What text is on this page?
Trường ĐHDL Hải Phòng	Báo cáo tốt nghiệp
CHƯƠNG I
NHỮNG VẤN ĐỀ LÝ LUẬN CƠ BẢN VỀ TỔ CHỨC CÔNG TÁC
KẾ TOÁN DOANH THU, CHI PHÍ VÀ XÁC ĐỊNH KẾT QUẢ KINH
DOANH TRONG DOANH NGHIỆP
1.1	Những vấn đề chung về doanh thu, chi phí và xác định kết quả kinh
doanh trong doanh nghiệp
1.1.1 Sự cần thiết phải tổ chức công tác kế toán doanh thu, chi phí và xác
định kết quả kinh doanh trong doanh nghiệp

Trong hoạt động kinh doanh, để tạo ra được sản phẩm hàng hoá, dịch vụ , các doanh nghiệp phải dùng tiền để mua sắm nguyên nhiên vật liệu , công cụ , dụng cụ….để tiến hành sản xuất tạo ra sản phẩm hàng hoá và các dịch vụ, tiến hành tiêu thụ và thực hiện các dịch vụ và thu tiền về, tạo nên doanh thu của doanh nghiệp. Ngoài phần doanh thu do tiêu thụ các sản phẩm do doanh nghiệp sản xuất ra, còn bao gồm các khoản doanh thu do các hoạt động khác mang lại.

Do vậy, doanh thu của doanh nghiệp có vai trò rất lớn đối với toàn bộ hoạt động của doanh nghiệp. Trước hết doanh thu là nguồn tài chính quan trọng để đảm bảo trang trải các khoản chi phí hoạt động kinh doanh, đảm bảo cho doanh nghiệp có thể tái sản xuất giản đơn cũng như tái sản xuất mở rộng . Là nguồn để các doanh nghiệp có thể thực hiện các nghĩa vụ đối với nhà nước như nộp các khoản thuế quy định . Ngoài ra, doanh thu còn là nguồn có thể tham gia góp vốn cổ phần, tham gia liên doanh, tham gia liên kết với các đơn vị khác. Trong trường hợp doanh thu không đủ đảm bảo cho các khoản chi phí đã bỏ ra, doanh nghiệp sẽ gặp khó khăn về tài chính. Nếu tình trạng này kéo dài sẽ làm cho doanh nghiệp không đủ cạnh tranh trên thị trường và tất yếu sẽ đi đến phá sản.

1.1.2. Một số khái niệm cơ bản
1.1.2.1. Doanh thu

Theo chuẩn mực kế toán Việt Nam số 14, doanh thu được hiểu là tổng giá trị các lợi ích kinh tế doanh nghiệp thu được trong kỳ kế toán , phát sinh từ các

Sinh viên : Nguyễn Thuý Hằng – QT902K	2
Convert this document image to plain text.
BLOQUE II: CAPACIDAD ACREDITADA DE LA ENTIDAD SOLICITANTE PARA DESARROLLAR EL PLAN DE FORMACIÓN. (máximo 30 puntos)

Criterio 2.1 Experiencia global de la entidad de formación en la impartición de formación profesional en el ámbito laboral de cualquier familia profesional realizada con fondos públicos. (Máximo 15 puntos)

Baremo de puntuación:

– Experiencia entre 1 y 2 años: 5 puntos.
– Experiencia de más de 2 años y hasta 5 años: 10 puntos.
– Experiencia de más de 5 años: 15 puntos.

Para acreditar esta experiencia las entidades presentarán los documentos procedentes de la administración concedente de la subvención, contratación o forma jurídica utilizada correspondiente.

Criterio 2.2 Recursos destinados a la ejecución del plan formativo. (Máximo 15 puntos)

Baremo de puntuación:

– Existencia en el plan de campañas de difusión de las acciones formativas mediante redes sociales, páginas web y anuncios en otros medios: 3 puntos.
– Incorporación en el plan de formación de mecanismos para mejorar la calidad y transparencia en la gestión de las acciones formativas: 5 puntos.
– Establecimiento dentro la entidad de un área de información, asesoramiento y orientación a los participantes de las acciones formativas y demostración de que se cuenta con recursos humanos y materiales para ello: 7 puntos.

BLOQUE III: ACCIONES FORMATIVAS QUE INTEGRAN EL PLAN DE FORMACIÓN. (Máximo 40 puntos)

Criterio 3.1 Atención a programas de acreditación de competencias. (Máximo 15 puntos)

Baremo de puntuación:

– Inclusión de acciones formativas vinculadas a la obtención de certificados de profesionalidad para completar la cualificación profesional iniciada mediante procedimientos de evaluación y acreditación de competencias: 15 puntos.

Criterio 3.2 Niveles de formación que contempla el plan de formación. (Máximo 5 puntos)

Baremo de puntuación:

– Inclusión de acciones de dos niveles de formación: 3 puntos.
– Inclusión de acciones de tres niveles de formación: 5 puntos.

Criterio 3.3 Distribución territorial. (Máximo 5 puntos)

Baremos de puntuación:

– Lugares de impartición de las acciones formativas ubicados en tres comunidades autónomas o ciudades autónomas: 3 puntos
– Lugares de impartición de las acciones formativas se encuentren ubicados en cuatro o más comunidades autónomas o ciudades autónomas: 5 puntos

Problem.
How many lines of these entries hold the string "khác"? Answer with the number alone.

Solution for this task.
2